**STORED ROWS:**
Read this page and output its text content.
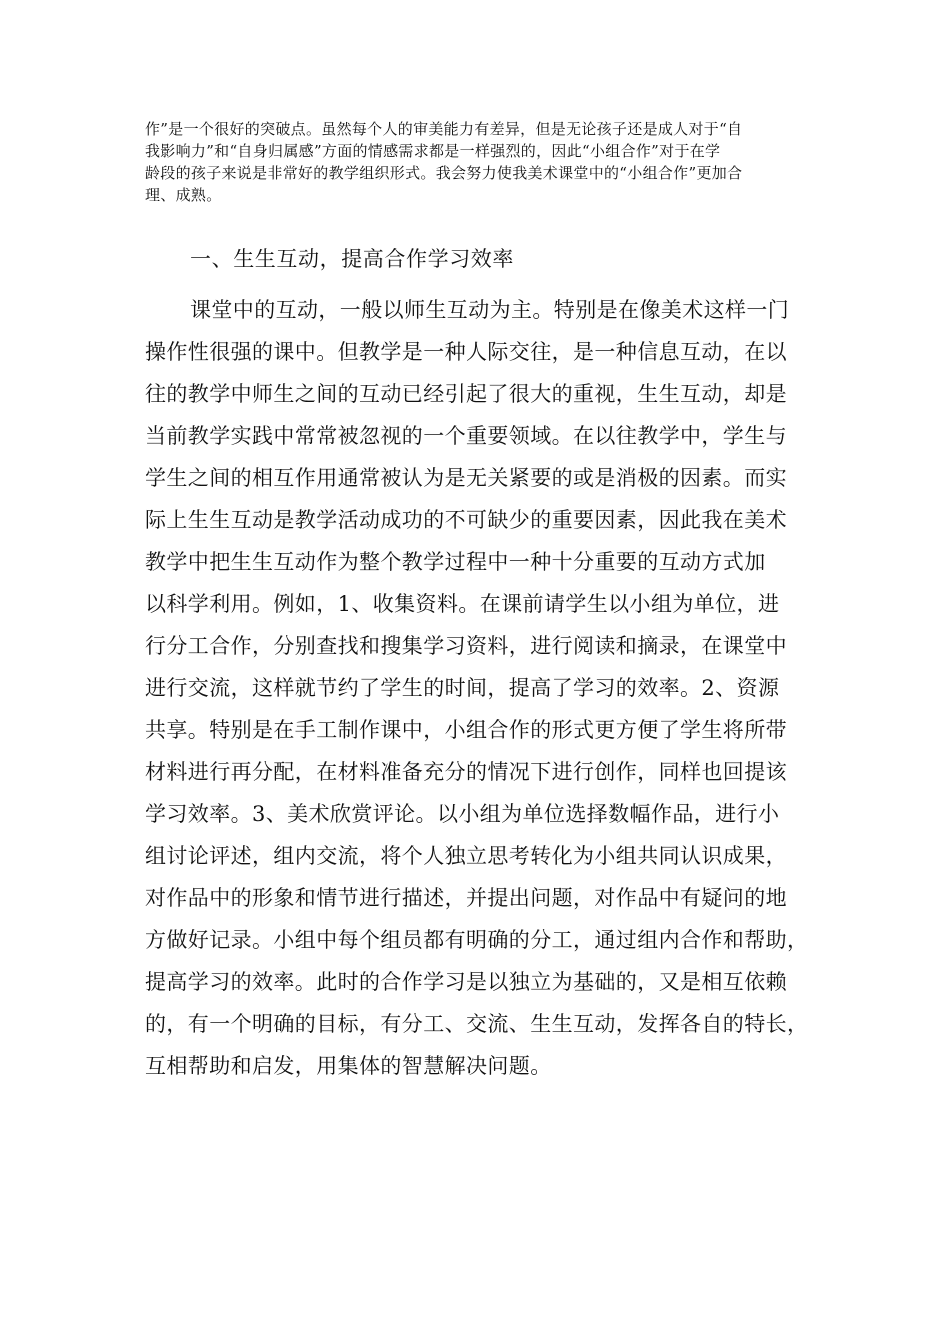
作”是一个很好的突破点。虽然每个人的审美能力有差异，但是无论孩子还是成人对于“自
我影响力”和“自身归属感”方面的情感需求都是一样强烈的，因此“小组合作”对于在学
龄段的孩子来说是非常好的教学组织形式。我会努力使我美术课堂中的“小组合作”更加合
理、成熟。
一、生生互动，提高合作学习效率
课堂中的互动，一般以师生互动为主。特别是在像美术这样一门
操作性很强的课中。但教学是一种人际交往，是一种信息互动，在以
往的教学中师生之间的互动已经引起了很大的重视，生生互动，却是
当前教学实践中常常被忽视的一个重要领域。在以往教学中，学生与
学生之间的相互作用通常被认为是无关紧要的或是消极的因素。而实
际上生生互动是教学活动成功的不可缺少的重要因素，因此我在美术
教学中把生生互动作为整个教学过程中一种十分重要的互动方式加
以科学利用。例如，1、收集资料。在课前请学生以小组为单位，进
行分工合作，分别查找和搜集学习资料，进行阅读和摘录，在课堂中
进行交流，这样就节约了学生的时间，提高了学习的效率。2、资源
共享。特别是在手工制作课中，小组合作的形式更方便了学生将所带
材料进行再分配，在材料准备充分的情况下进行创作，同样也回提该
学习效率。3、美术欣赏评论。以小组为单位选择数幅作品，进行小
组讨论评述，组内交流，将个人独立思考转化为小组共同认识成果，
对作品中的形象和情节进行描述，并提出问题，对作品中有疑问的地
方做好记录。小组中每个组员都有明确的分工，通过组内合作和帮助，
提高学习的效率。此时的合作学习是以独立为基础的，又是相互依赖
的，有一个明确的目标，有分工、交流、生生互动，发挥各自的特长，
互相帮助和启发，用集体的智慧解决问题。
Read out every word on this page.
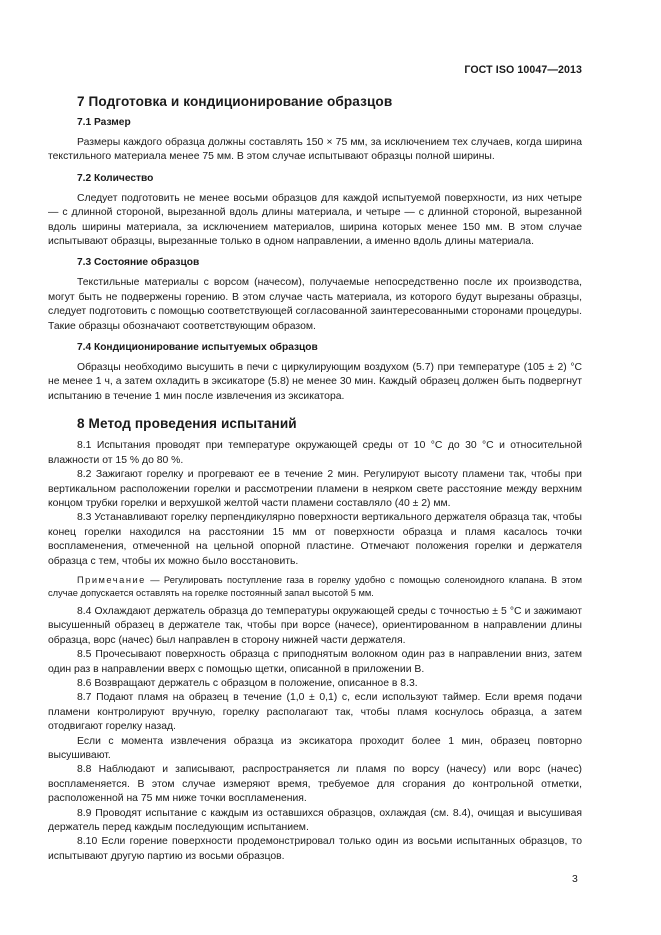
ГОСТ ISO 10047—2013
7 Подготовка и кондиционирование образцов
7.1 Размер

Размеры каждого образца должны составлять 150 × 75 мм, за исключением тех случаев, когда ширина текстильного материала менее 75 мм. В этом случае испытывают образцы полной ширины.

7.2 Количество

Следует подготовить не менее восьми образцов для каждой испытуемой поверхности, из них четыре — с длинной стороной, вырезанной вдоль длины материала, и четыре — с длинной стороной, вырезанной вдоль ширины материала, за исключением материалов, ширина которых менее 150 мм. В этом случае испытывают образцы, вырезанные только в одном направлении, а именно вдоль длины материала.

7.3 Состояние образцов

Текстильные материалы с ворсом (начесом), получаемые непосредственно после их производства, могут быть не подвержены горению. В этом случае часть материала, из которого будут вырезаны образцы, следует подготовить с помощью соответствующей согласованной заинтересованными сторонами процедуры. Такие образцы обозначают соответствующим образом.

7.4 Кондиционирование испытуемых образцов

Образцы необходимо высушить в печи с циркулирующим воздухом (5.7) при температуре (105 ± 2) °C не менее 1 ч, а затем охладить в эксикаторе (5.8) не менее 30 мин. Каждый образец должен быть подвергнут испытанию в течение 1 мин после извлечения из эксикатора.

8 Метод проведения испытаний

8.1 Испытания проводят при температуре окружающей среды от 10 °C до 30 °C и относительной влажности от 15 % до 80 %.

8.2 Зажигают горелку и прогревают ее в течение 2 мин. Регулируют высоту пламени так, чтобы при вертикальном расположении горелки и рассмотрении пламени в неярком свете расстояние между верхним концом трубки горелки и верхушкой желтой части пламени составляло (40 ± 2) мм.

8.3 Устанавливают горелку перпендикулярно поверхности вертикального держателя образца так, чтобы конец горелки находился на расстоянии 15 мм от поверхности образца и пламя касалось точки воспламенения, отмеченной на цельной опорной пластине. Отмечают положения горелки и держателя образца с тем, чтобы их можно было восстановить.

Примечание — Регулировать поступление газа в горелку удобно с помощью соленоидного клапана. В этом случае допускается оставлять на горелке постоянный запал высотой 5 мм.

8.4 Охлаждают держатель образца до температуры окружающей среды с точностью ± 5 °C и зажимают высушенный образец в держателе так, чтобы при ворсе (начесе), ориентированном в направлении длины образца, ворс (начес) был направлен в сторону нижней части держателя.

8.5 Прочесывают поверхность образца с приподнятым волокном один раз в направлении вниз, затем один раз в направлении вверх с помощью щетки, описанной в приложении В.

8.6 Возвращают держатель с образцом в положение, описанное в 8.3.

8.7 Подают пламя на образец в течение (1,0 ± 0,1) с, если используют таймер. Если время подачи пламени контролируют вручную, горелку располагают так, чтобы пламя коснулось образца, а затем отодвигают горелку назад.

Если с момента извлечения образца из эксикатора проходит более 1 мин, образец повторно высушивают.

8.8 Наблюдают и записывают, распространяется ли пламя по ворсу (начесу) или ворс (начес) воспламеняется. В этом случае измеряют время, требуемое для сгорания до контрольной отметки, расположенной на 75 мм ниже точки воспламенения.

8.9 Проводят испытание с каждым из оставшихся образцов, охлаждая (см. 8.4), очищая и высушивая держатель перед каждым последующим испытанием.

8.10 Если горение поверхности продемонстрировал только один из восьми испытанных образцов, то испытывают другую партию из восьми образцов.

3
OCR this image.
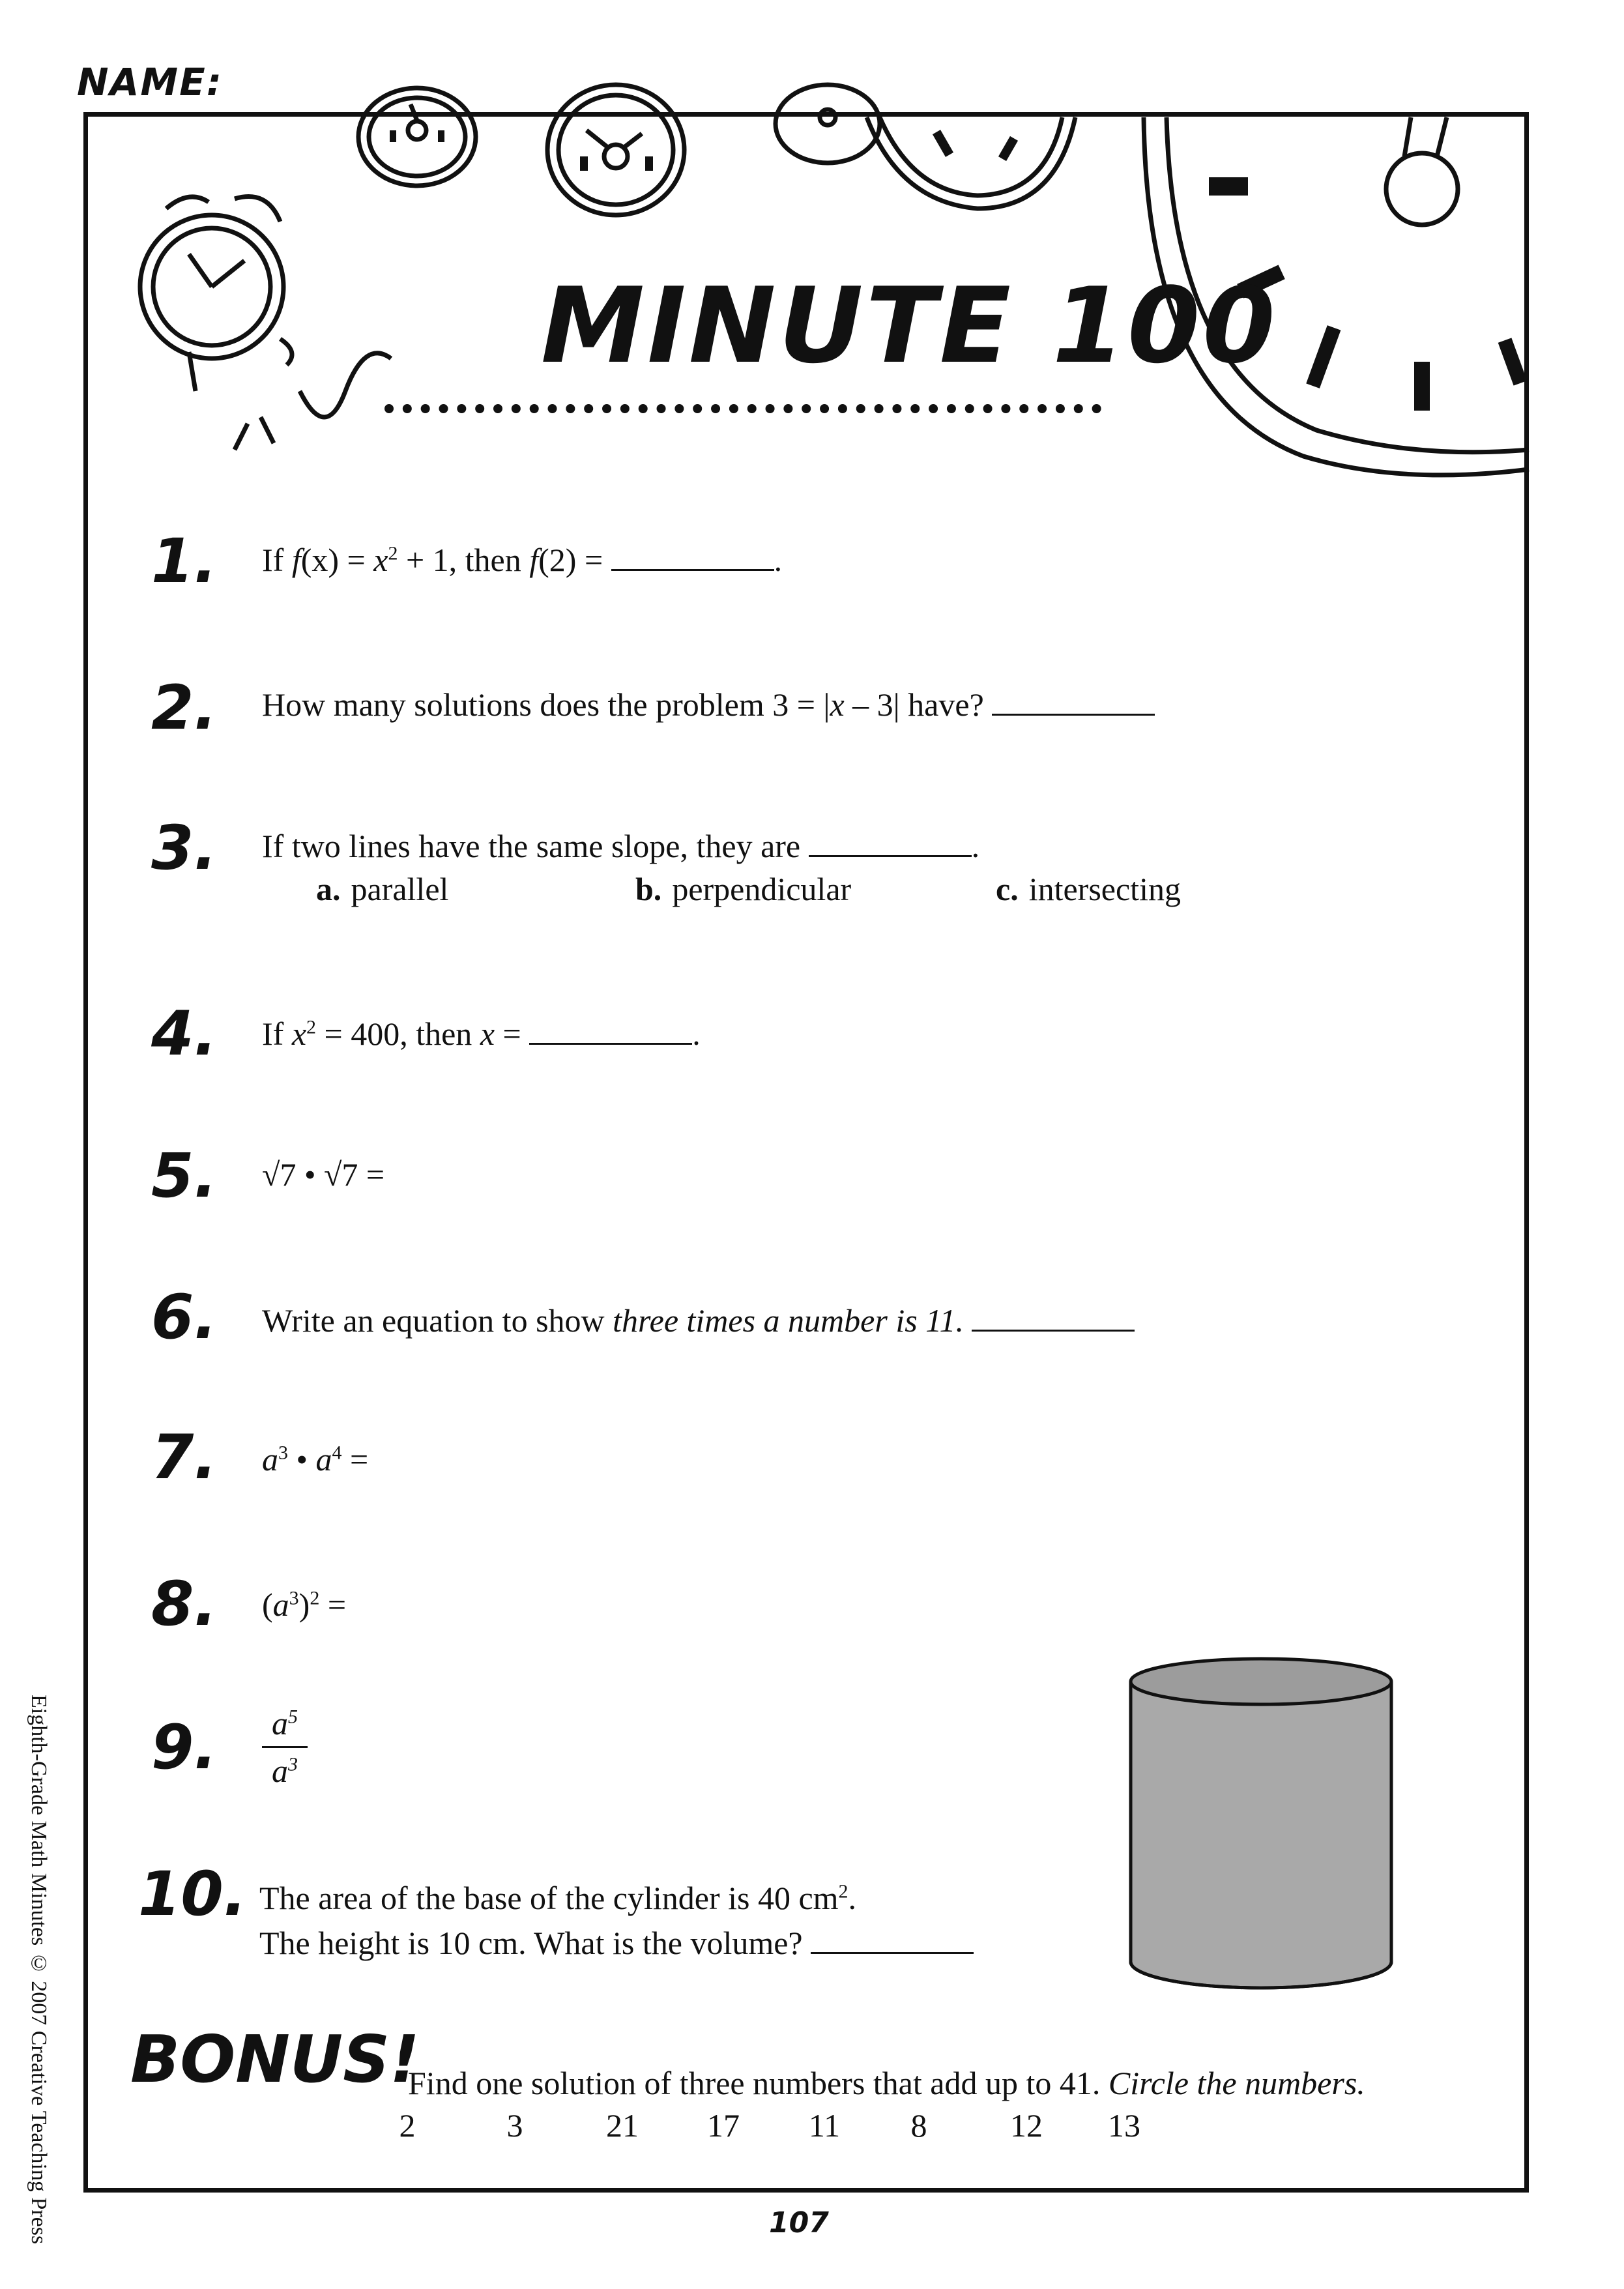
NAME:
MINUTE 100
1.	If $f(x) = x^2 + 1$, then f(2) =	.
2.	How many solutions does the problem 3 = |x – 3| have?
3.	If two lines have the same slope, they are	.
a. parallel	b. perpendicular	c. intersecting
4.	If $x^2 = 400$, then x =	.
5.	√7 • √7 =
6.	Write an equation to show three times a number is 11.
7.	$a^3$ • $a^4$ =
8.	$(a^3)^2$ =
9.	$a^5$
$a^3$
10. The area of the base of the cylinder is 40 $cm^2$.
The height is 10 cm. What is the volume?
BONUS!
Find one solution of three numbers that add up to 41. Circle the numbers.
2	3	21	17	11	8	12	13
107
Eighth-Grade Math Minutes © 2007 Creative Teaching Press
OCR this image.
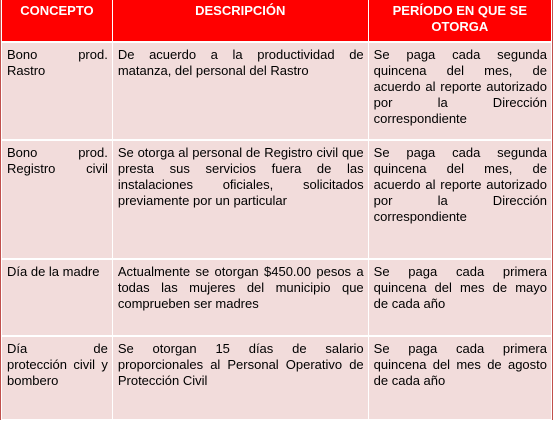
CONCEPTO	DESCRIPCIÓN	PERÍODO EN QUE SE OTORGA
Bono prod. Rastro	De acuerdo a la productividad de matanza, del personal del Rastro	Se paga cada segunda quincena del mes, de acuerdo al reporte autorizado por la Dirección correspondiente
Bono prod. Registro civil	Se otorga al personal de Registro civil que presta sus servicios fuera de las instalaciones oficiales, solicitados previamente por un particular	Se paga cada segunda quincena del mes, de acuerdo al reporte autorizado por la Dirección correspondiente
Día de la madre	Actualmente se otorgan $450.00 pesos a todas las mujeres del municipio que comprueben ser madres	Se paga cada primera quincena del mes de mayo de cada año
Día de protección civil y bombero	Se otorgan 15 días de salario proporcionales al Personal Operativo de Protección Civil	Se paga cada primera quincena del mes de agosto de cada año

**YOUR GOAL:** State the count of lines above containing the string "образца", and add nothing to it.

**COMPLETE OUTPUT:** 6